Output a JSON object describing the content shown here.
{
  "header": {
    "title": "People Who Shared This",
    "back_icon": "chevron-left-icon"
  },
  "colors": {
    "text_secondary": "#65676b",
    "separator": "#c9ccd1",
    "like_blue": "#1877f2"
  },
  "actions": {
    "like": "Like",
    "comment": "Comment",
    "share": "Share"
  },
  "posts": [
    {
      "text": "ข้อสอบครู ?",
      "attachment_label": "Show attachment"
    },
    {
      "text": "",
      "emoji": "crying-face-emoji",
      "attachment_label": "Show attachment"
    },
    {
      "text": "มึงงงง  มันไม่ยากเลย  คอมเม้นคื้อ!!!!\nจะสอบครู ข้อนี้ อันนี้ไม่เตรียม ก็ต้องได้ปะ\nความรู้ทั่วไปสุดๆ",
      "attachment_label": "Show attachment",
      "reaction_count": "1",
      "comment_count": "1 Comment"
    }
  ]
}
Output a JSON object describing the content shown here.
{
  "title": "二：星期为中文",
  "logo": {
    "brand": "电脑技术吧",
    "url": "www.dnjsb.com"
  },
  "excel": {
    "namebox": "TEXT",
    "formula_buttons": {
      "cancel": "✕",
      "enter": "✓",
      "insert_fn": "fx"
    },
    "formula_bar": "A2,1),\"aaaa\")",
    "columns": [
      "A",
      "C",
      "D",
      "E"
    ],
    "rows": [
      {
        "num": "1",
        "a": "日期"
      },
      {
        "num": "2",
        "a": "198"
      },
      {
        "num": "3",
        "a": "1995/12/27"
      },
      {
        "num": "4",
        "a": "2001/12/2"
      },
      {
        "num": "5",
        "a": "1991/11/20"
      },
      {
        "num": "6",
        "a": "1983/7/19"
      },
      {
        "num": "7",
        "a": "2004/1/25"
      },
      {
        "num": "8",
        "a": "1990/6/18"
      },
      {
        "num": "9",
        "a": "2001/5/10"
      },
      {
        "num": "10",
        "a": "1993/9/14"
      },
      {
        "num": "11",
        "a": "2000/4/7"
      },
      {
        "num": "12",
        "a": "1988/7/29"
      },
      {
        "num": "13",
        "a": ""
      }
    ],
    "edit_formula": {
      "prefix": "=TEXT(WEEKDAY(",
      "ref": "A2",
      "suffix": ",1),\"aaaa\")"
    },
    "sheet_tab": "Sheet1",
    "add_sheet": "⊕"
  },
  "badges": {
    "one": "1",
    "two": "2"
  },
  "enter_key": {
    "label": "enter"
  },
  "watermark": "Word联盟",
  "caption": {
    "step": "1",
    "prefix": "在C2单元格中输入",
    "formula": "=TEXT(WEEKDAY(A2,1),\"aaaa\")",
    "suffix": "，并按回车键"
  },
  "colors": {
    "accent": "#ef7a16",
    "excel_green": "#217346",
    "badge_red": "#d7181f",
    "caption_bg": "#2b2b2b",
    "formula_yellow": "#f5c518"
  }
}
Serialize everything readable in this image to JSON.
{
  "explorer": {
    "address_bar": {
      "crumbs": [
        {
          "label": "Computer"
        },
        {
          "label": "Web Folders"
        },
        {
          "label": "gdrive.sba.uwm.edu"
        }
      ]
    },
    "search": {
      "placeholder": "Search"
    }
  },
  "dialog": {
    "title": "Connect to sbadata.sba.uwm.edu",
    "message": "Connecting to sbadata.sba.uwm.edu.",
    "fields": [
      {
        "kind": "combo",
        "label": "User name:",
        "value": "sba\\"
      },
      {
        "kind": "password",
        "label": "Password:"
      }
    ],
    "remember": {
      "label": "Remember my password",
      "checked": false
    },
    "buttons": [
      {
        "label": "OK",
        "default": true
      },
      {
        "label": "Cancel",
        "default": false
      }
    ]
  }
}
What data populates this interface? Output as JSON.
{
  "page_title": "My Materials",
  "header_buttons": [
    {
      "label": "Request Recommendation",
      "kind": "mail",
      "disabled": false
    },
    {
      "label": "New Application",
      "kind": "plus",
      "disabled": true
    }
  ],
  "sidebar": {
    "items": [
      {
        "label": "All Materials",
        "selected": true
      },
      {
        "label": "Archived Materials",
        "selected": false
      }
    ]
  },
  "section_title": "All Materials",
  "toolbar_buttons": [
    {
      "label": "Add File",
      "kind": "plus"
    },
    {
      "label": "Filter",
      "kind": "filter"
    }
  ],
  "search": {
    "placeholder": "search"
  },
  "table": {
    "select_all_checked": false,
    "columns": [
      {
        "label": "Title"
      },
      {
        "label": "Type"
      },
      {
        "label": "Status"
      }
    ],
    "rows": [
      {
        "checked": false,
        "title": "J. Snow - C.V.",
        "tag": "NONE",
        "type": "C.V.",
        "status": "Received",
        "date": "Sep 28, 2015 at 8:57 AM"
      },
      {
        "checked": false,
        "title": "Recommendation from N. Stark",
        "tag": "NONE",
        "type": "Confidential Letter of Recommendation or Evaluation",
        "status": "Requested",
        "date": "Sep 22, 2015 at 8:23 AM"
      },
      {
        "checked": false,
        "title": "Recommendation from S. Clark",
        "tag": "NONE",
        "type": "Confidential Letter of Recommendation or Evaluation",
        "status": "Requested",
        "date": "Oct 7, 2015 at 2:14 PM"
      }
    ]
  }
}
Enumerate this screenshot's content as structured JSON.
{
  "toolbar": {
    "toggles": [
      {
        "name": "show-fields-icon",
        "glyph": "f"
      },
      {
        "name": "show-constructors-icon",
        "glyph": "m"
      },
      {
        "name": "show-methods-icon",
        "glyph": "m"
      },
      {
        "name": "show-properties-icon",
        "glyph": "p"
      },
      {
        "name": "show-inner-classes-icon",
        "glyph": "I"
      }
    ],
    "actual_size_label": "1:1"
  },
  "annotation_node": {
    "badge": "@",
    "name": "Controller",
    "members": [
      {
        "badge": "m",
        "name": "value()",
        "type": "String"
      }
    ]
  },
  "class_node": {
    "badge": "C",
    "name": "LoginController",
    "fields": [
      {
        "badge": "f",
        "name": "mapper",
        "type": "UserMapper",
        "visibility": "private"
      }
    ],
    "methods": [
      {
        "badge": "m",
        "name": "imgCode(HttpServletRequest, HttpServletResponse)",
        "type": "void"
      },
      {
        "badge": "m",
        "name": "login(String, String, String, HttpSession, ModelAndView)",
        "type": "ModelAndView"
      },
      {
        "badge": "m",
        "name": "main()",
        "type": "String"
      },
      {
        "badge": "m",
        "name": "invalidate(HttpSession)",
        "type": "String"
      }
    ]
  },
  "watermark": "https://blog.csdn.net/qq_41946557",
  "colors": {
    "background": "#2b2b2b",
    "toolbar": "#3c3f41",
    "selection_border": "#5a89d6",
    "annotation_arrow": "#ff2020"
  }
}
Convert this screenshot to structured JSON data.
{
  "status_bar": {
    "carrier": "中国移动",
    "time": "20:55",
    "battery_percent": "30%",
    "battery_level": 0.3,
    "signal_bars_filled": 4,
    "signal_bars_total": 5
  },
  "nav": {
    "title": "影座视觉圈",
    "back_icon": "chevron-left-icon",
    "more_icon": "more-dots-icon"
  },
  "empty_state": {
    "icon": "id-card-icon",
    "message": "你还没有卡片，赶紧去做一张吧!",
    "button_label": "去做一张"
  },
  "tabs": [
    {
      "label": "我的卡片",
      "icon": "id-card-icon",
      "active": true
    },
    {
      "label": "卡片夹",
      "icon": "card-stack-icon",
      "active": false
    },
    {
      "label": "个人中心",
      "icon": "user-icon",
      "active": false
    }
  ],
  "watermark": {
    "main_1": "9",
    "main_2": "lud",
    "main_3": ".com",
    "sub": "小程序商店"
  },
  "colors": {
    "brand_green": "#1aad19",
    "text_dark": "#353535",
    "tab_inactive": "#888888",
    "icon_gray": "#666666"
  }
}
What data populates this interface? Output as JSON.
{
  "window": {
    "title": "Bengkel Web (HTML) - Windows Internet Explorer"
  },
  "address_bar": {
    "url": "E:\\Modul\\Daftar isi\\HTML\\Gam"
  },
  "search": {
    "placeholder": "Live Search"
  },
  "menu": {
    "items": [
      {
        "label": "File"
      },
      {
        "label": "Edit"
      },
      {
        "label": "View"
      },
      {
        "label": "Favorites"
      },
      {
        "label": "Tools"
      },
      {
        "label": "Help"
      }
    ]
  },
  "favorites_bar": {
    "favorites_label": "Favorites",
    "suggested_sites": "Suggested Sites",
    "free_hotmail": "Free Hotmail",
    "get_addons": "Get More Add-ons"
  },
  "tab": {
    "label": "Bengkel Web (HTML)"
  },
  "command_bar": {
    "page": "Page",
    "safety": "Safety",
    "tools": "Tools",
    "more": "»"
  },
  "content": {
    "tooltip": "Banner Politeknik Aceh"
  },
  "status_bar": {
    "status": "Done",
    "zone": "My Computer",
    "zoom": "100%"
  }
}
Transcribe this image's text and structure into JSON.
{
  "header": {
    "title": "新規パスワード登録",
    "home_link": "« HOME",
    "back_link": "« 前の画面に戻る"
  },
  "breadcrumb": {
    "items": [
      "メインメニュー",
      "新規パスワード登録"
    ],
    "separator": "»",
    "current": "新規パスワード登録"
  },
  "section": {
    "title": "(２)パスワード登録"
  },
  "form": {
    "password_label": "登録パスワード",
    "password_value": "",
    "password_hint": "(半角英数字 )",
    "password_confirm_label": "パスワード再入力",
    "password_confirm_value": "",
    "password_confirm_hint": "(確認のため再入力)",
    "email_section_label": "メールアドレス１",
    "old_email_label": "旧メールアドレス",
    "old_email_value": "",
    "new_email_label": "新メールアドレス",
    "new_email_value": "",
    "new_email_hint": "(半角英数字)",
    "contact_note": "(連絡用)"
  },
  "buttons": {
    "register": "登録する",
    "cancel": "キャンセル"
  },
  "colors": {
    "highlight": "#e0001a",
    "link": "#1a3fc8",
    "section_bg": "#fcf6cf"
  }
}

*****

◆ Work instructions:
Isolate each line of the listing above that includes "Comment". Copy it.

◆ Answer to the task:
    "comment": "Comment",
      "comment_count": "1 Comment"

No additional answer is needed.